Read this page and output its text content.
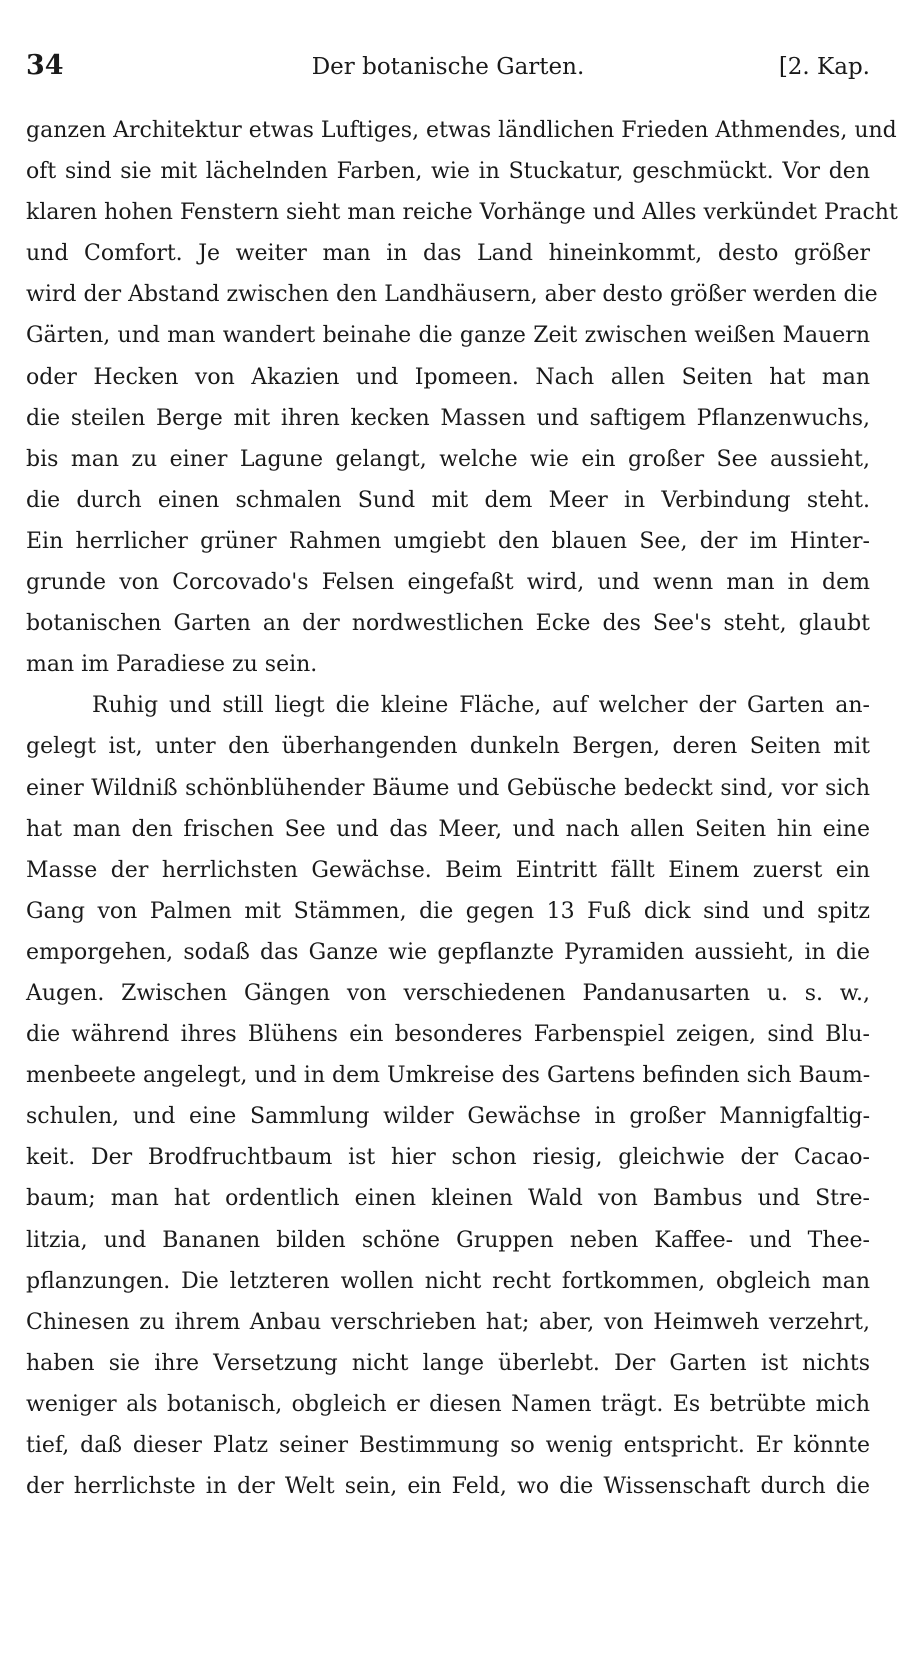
34	Der botanische Garten.	[2. Kap.
ganzen Architektur etwas Luftiges, etwas ländlichen Frieden Athmendes, und
oft sind sie mit lächelnden Farben, wie in Stuckatur, geschmückt. Vor den
klaren hohen Fenstern sieht man reiche Vorhänge und Alles verkündet Pracht
und Comfort. Je weiter man in das Land hineinkommt, desto größer
wird der Abstand zwischen den Landhäusern, aber desto größer werden die
Gärten, und man wandert beinahe die ganze Zeit zwischen weißen Mauern
oder Hecken von Akazien und Ipomeen. Nach allen Seiten hat man
die steilen Berge mit ihren kecken Massen und saftigem Pflanzenwuchs,
bis man zu einer Lagune gelangt, welche wie ein großer See aussieht,
die durch einen schmalen Sund mit dem Meer in Verbindung steht.
Ein herrlicher grüner Rahmen umgiebt den blauen See, der im Hinter-
grunde von Corcovado's Felsen eingefaßt wird, und wenn man in dem
botanischen Garten an der nordwestlichen Ecke des See's steht, glaubt
man im Paradiese zu sein.
Ruhig und still liegt die kleine Fläche, auf welcher der Garten an-
gelegt ist, unter den überhangenden dunkeln Bergen, deren Seiten mit
einer Wildniß schönblühender Bäume und Gebüsche bedeckt sind, vor sich
hat man den frischen See und das Meer, und nach allen Seiten hin eine
Masse der herrlichsten Gewächse. Beim Eintritt fällt Einem zuerst ein
Gang von Palmen mit Stämmen, die gegen 13 Fuß dick sind und spitz
emporgehen, sodaß das Ganze wie gepflanzte Pyramiden aussieht, in die
Augen. Zwischen Gängen von verschiedenen Pandanusarten u. s. w.,
die während ihres Blühens ein besonderes Farbenspiel zeigen, sind Blu-
menbeete angelegt, und in dem Umkreise des Gartens befinden sich Baum-
schulen, und eine Sammlung wilder Gewächse in großer Mannigfaltig-
keit. Der Brodfruchtbaum ist hier schon riesig, gleichwie der Cacao-
baum; man hat ordentlich einen kleinen Wald von Bambus und Stre-
litzia, und Bananen bilden schöne Gruppen neben Kaffee- und Thee-
pflanzungen. Die letzteren wollen nicht recht fortkommen, obgleich man
Chinesen zu ihrem Anbau verschrieben hat; aber, von Heimweh verzehrt,
haben sie ihre Versetzung nicht lange überlebt. Der Garten ist nichts
weniger als botanisch, obgleich er diesen Namen trägt. Es betrübte mich
tief, daß dieser Platz seiner Bestimmung so wenig entspricht. Er könnte
der herrlichste in der Welt sein, ein Feld, wo die Wissenschaft durch die
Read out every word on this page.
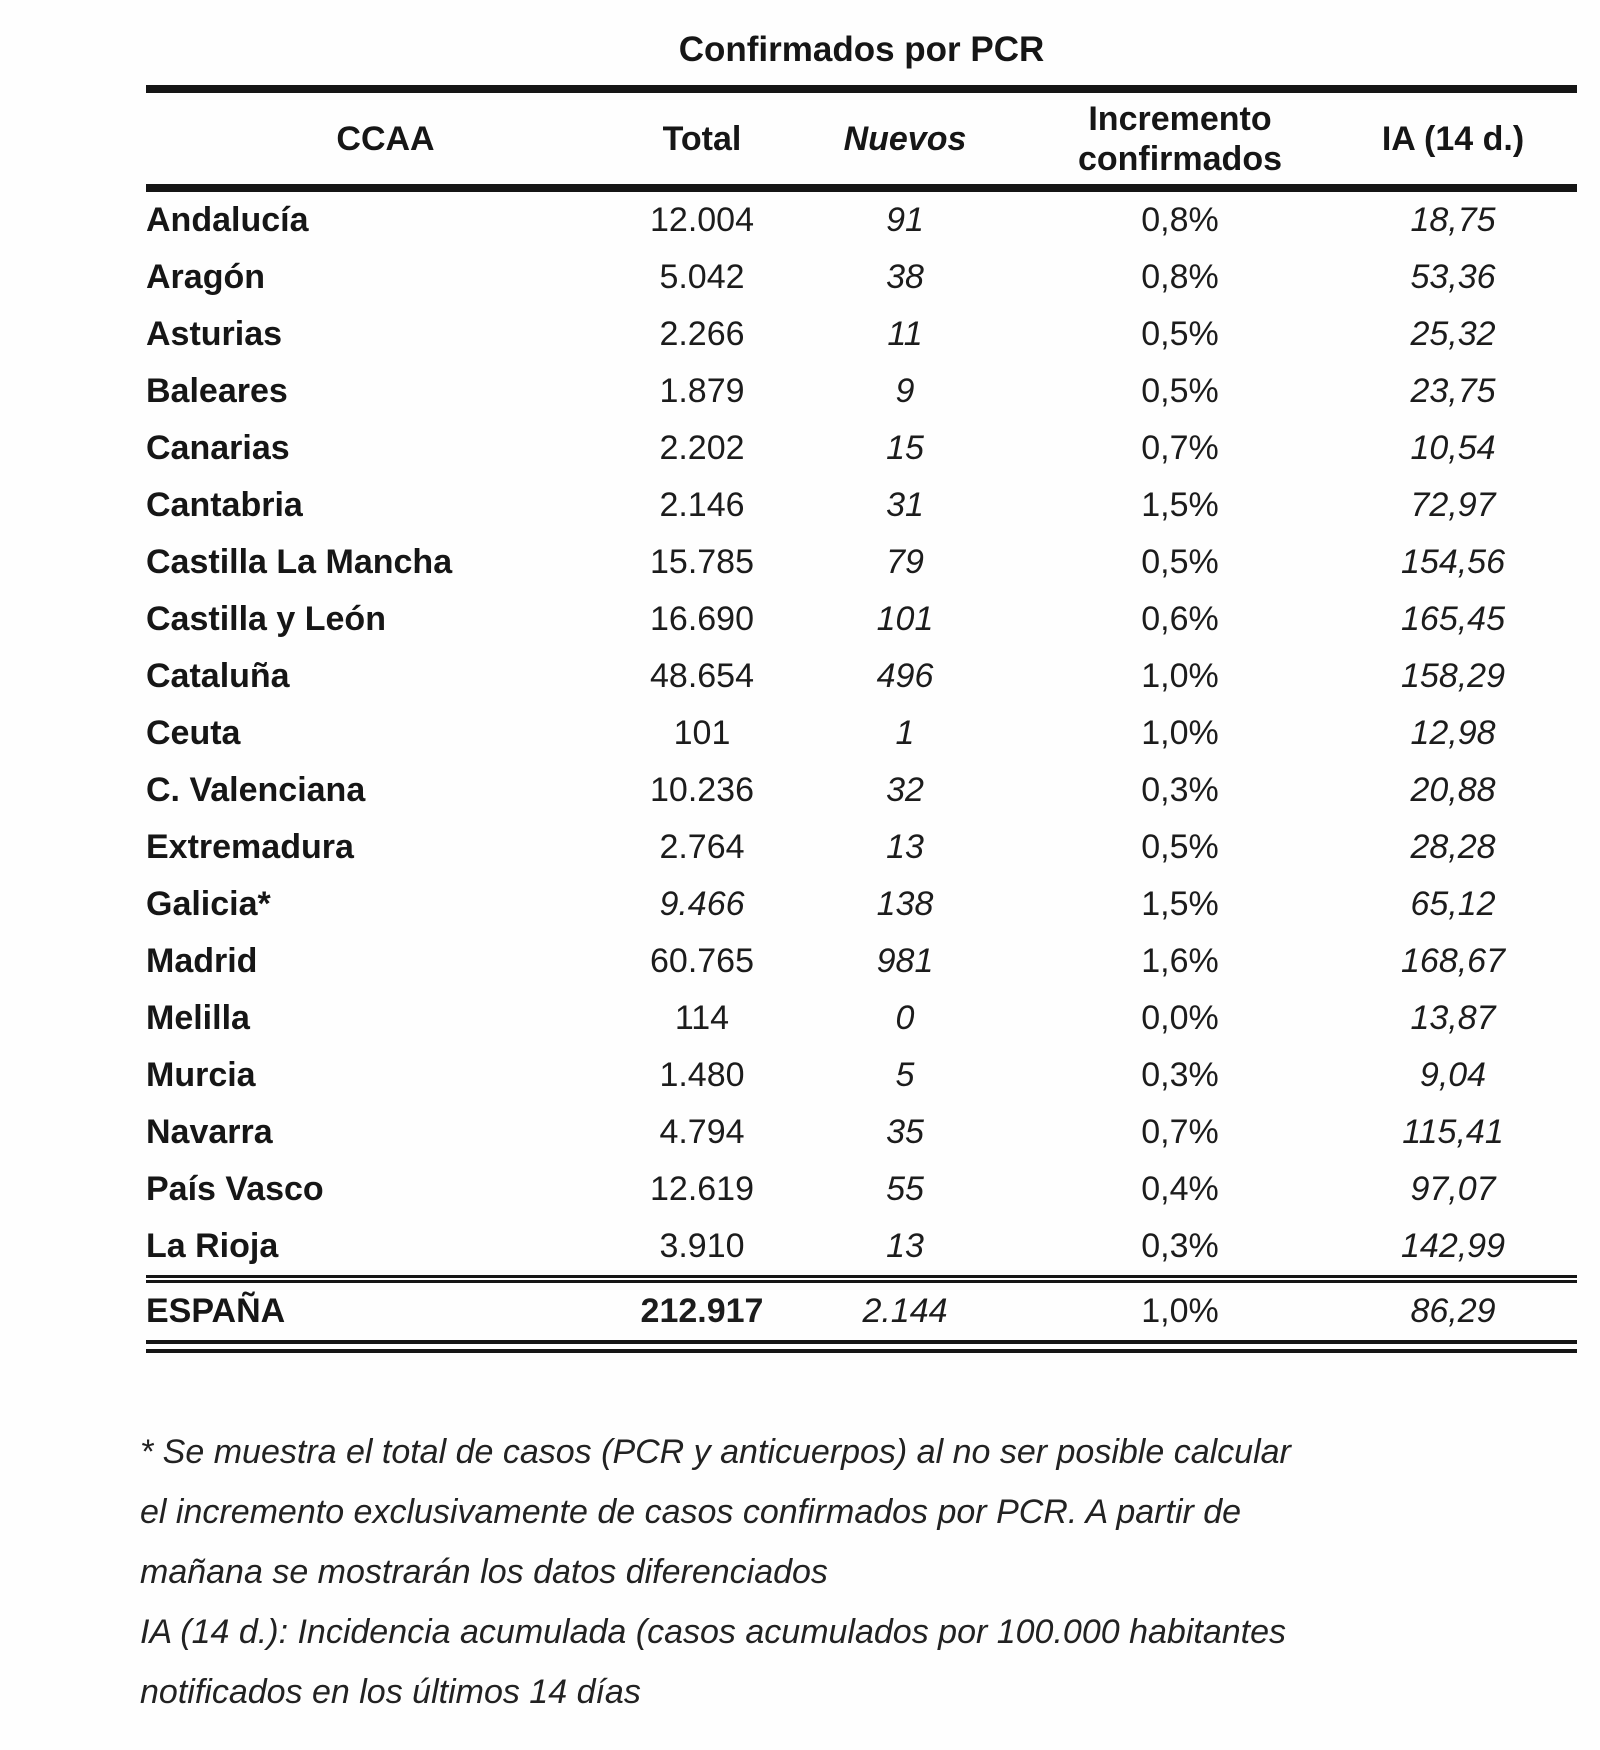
Confirmados por PCR
CCAA	Total	Nuevos	Incremento confirmados	IA (14 d.)
Andalucía	12.004	91	0,8%	18,75
Aragón	5.042	38	0,8%	53,36
Asturias	2.266	11	0,5%	25,32
Baleares	1.879	9	0,5%	23,75
Canarias	2.202	15	0,7%	10,54
Cantabria	2.146	31	1,5%	72,97
Castilla La Mancha	15.785	79	0,5%	154,56
Castilla y León	16.690	101	0,6%	165,45
Cataluña	48.654	496	1,0%	158,29
Ceuta	101	1	1,0%	12,98
C. Valenciana	10.236	32	0,3%	20,88
Extremadura	2.764	13	0,5%	28,28
Galicia*	9.466	138	1,5%	65,12
Madrid	60.765	981	1,6%	168,67
Melilla	114	0	0,0%	13,87
Murcia	1.480	5	0,3%	9,04
Navarra	4.794	35	0,7%	115,41
País Vasco	12.619	55	0,4%	97,07
La Rioja	3.910	13	0,3%	142,99
ESPAÑA	212.917	2.144	1,0%	86,29
* Se muestra el total de casos (PCR y anticuerpos) al no ser posible calcular
el incremento exclusivamente de casos confirmados por PCR. A partir de
mañana se mostrarán los datos diferenciados
IA (14 d.): Incidencia acumulada (casos acumulados por 100.000 habitantes
notificados en los últimos 14 días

To do:
Retype the data above exactly; pictures are not part of the copy.

In response:
Read this page and output its text content.
34	Der botanische Garten.	[2. Kap.
ganzen Architektur etwas Luftiges, etwas ländlichen Frieden Athmendes, und
oft sind sie mit lächelnden Farben, wie in Stuckatur, geschmückt. Vor den
klaren hohen Fenstern sieht man reiche Vorhänge und Alles verkündet Pracht
und Comfort. Je weiter man in das Land hineinkommt, desto größer
wird der Abstand zwischen den Landhäusern, aber desto größer werden die
Gärten, und man wandert beinahe die ganze Zeit zwischen weißen Mauern
oder Hecken von Akazien und Ipomeen. Nach allen Seiten hat man
die steilen Berge mit ihren kecken Massen und saftigem Pflanzenwuchs,
bis man zu einer Lagune gelangt, welche wie ein großer See aussieht,
die durch einen schmalen Sund mit dem Meer in Verbindung steht.
Ein herrlicher grüner Rahmen umgiebt den blauen See, der im Hinter-
grunde von Corcovado's Felsen eingefaßt wird, und wenn man in dem
botanischen Garten an der nordwestlichen Ecke des See's steht, glaubt
man im Paradiese zu sein.
Ruhig und still liegt die kleine Fläche, auf welcher der Garten an-
gelegt ist, unter den überhangenden dunkeln Bergen, deren Seiten mit
einer Wildniß schönblühender Bäume und Gebüsche bedeckt sind, vor sich
hat man den frischen See und das Meer, und nach allen Seiten hin eine
Masse der herrlichsten Gewächse. Beim Eintritt fällt Einem zuerst ein
Gang von Palmen mit Stämmen, die gegen 13 Fuß dick sind und spitz
emporgehen, sodaß das Ganze wie gepflanzte Pyramiden aussieht, in die
Augen. Zwischen Gängen von verschiedenen Pandanusarten u. s. w.,
die während ihres Blühens ein besonderes Farbenspiel zeigen, sind Blu-
menbeete angelegt, und in dem Umkreise des Gartens befinden sich Baum-
schulen, und eine Sammlung wilder Gewächse in großer Mannigfaltig-
keit. Der Brodfruchtbaum ist hier schon riesig, gleichwie der Cacao-
baum; man hat ordentlich einen kleinen Wald von Bambus und Stre-
litzia, und Bananen bilden schöne Gruppen neben Kaffee- und Thee-
pflanzungen. Die letzteren wollen nicht recht fortkommen, obgleich man
Chinesen zu ihrem Anbau verschrieben hat; aber, von Heimweh verzehrt,
haben sie ihre Versetzung nicht lange überlebt. Der Garten ist nichts
weniger als botanisch, obgleich er diesen Namen trägt. Es betrübte mich
tief, daß dieser Platz seiner Bestimmung so wenig entspricht. Er könnte
der herrlichste in der Welt sein, ein Feld, wo die Wissenschaft durch die
Read out every word on this page.
Confirmados por PCR
CCAA	Total	Nuevos	Incremento confirmados	IA (14 d.)
Andalucía	12.004	91	0,8%	18,75
Aragón	5.042	38	0,8%	53,36
Asturias	2.266	11	0,5%	25,32
Baleares	1.879	9	0,5%	23,75
Canarias	2.202	15	0,7%	10,54
Cantabria	2.146	31	1,5%	72,97
Castilla La Mancha	15.785	79	0,5%	154,56
Castilla y León	16.690	101	0,6%	165,45
Cataluña	48.654	496	1,0%	158,29
Ceuta	101	1	1,0%	12,98
C. Valenciana	10.236	32	0,3%	20,88
Extremadura	2.764	13	0,5%	28,28
Galicia*	9.466	138	1,5%	65,12
Madrid	60.765	981	1,6%	168,67
Melilla	114	0	0,0%	13,87
Murcia	1.480	5	0,3%	9,04
Navarra	4.794	35	0,7%	115,41
País Vasco	12.619	55	0,4%	97,07
La Rioja	3.910	13	0,3%	142,99
ESPAÑA	212.917	2.144	1,0%	86,29
* Se muestra el total de casos (PCR y anticuerpos) al no ser posible calcular
el incremento exclusivamente de casos confirmados por PCR. A partir de
mañana se mostrarán los datos diferenciados
IA (14 d.): Incidencia acumulada (casos acumulados por 100.000 habitantes
notificados en los últimos 14 días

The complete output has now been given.